Stored entries
>> Start

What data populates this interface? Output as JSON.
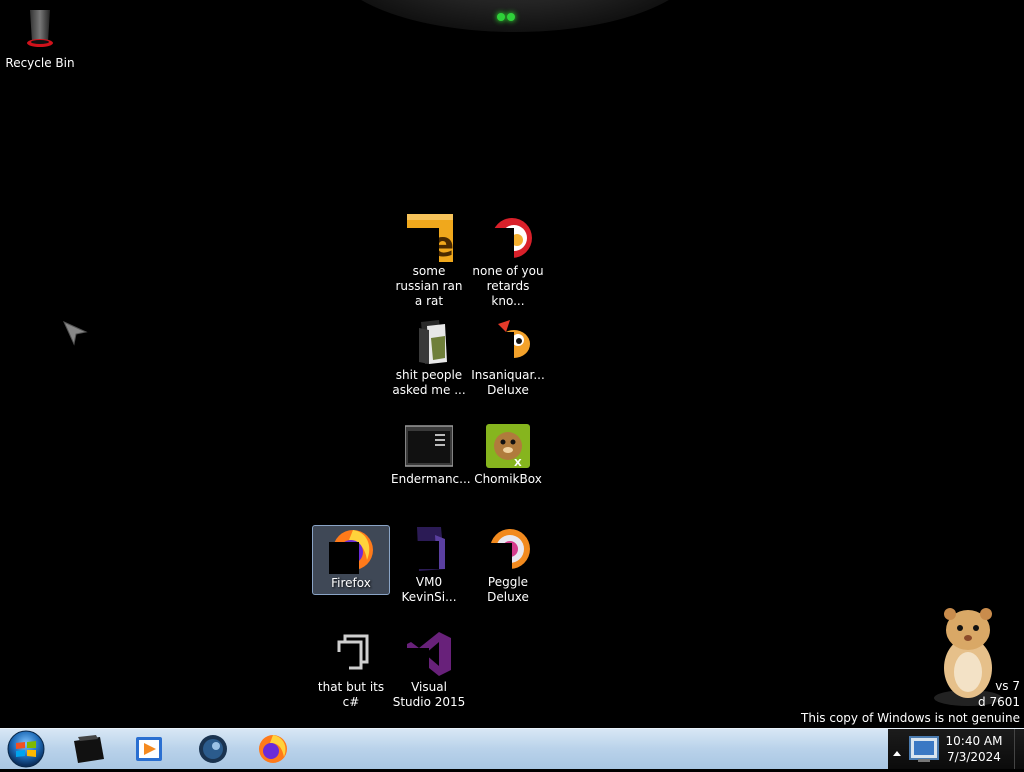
{
  "desktop": {
    "icons": [
      {
        "label": "Recycle Bin",
        "icon": "recycle-bin-icon"
      },
      {
        "label": "some russian ran a rat",
        "icon": "script-file-icon"
      },
      {
        "label": "none of you retards kno...",
        "icon": "zuma-app-icon"
      },
      {
        "label": "shit people asked me ...",
        "icon": "folder-icon"
      },
      {
        "label": "Insaniquar... Deluxe",
        "icon": "insaniquarium-icon"
      },
      {
        "label": "Endermanc...",
        "icon": "terminal-window-icon"
      },
      {
        "label": "ChomikBox",
        "icon": "chomikbox-icon"
      },
      {
        "label": "Firefox",
        "icon": "firefox-icon"
      },
      {
        "label": "VM0 KevinSi...",
        "icon": "vm-file-icon"
      },
      {
        "label": "Peggle Deluxe",
        "icon": "peggle-icon"
      },
      {
        "label": "that but its c#",
        "icon": "shortcut-stack-icon"
      },
      {
        "label": "Visual Studio 2015",
        "icon": "visual-studio-icon"
      }
    ]
  },
  "watermark": {
    "line1": "vs 7",
    "line2": "d 7601",
    "line3": "This copy of Windows is not genuine"
  },
  "taskbar": {
    "pinned": [
      {
        "name": "explorer",
        "icon": "explorer-icon"
      },
      {
        "name": "media player",
        "icon": "media-player-icon"
      },
      {
        "name": "steam",
        "icon": "steam-icon"
      },
      {
        "name": "firefox",
        "icon": "firefox-icon"
      }
    ],
    "clock": {
      "time": "10:40 AM",
      "date": "7/3/2024"
    }
  },
  "colors": {
    "taskbar": "#b9d2ea",
    "tray": "#111111",
    "selection": "#8aa4c6"
  }
}
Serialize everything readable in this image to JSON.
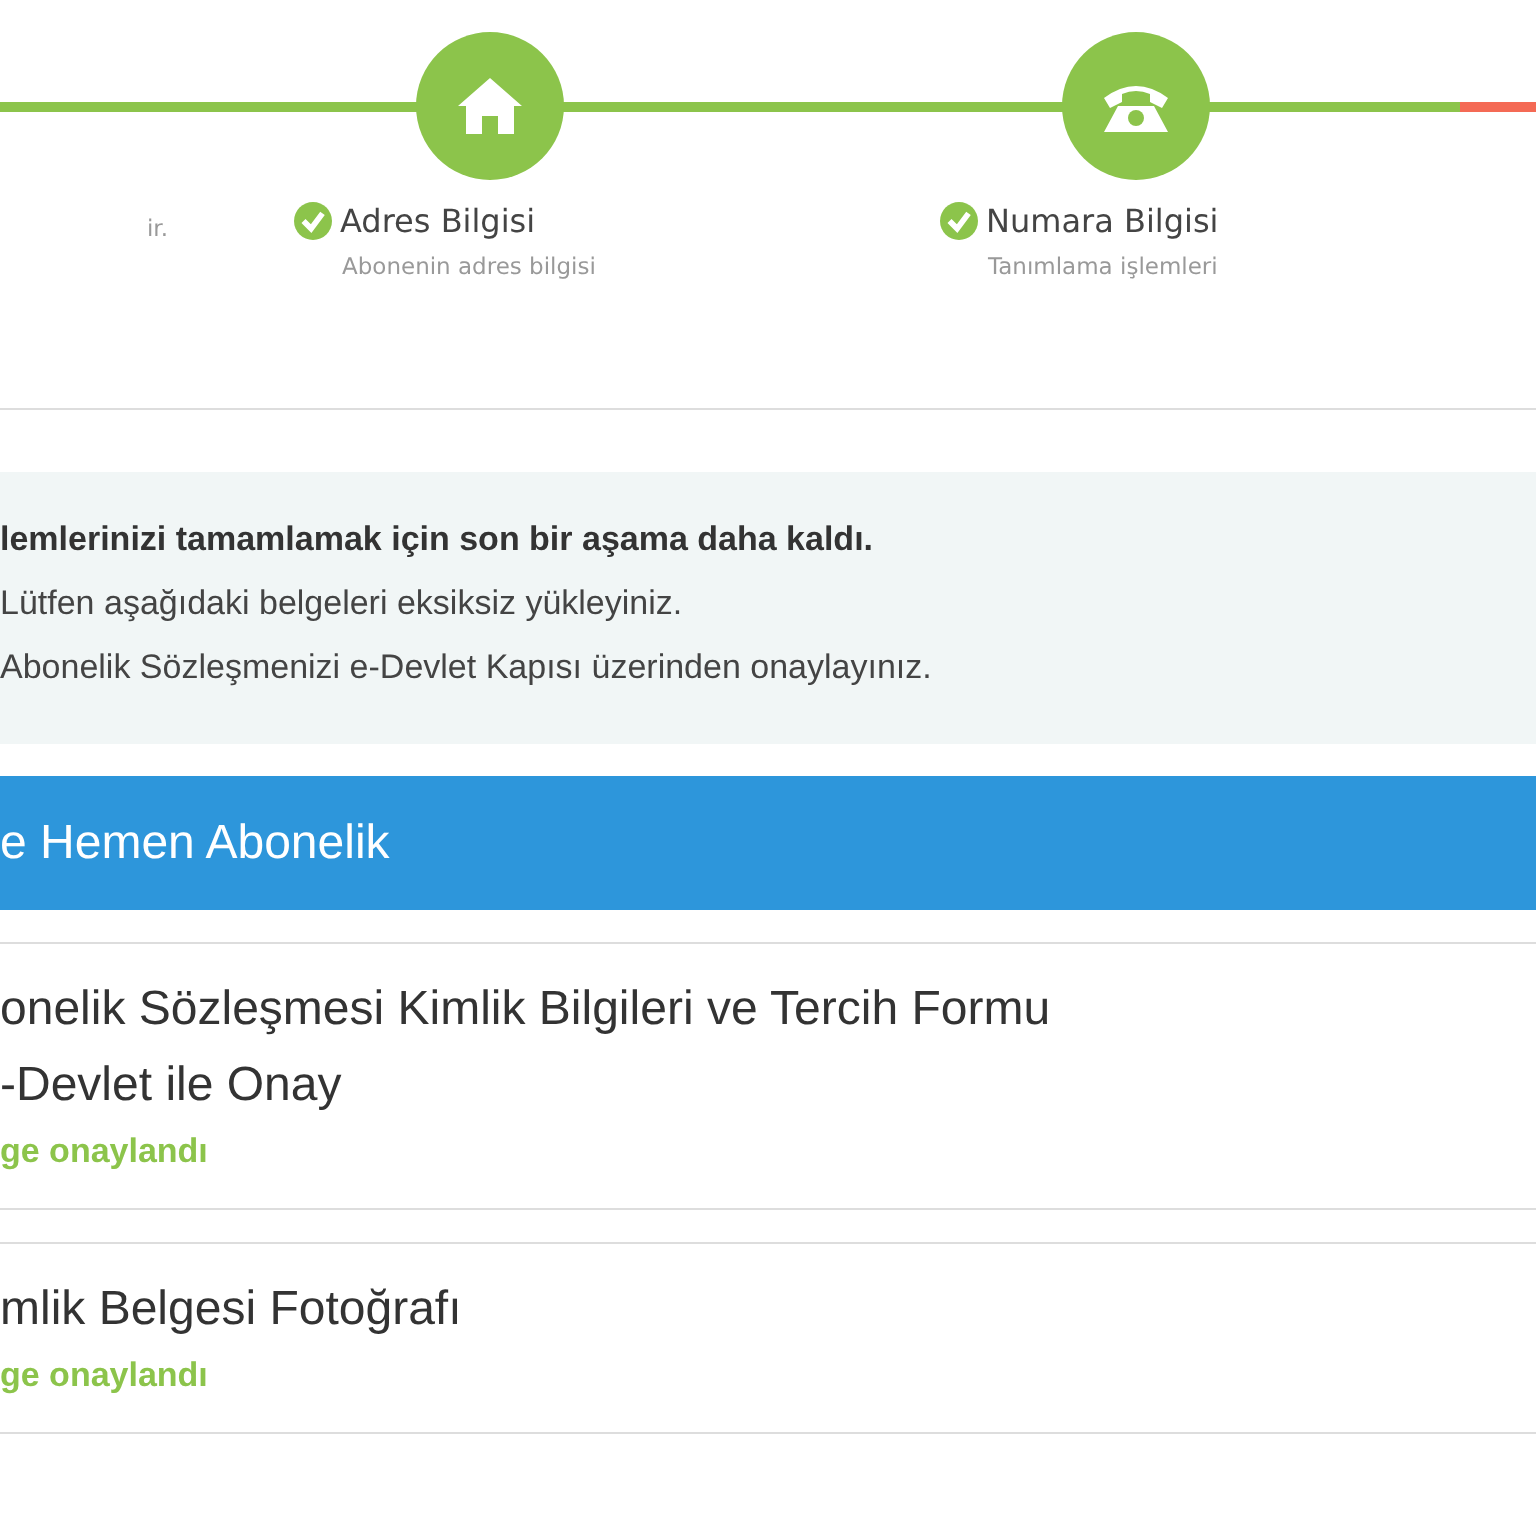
{
  "progress": {
    "level": 0.95
  },
  "steps": [
    {
      "kind": "cut",
      "subtitle": "ir."
    },
    {
      "kind": "address",
      "title": "Adres Bilgisi",
      "subtitle": "Abonenin adres bilgisi"
    },
    {
      "kind": "number",
      "title": "Numara Bilgisi",
      "subtitle": "Tanımlama işlemleri"
    }
  ],
  "notice": {
    "heading": "lemlerinizi tamamlamak için son bir aşama daha kaldı.",
    "lines": [
      "Lütfen aşağıdaki belgeleri eksiksiz yükleyiniz.",
      "Abonelik Sözleşmenizi e-Devlet Kapısı üzerinden onaylayınız."
    ]
  },
  "section": {
    "title": "e Hemen Abonelik"
  },
  "documents": [
    {
      "title_lines": [
        "onelik Sözleşmesi Kimlik Bilgileri ve Tercih Formu",
        "-Devlet ile Onay"
      ],
      "status": "ge onaylandı",
      "approved": true
    },
    {
      "title_lines": [
        "mlik Belgesi Fotoğrafı"
      ],
      "status": "ge onaylandı",
      "approved": true
    }
  ]
}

>> End

Pictures are not part of the copy; reproduce exactly and only the lines from the line containing "Serialize everything readable" through the end of the listing.

### TASK SOLUTION
Serialize everything readable in this image to JSON.
{
  "progress": {
    "level": 0.95
  },
  "steps": [
    {
      "kind": "cut",
      "subtitle": "ir."
    },
    {
      "kind": "address",
      "title": "Adres Bilgisi",
      "subtitle": "Abonenin adres bilgisi"
    },
    {
      "kind": "number",
      "title": "Numara Bilgisi",
      "subtitle": "Tanımlama işlemleri"
    }
  ],
  "notice": {
    "heading": "lemlerinizi tamamlamak için son bir aşama daha kaldı.",
    "lines": [
      "Lütfen aşağıdaki belgeleri eksiksiz yükleyiniz.",
      "Abonelik Sözleşmenizi e-Devlet Kapısı üzerinden onaylayınız."
    ]
  },
  "section": {
    "title": "e Hemen Abonelik"
  },
  "documents": [
    {
      "title_lines": [
        "onelik Sözleşmesi Kimlik Bilgileri ve Tercih Formu",
        "-Devlet ile Onay"
      ],
      "status": "ge onaylandı",
      "approved": true
    },
    {
      "title_lines": [
        "mlik Belgesi Fotoğrafı"
      ],
      "status": "ge onaylandı",
      "approved": true
    }
  ]
}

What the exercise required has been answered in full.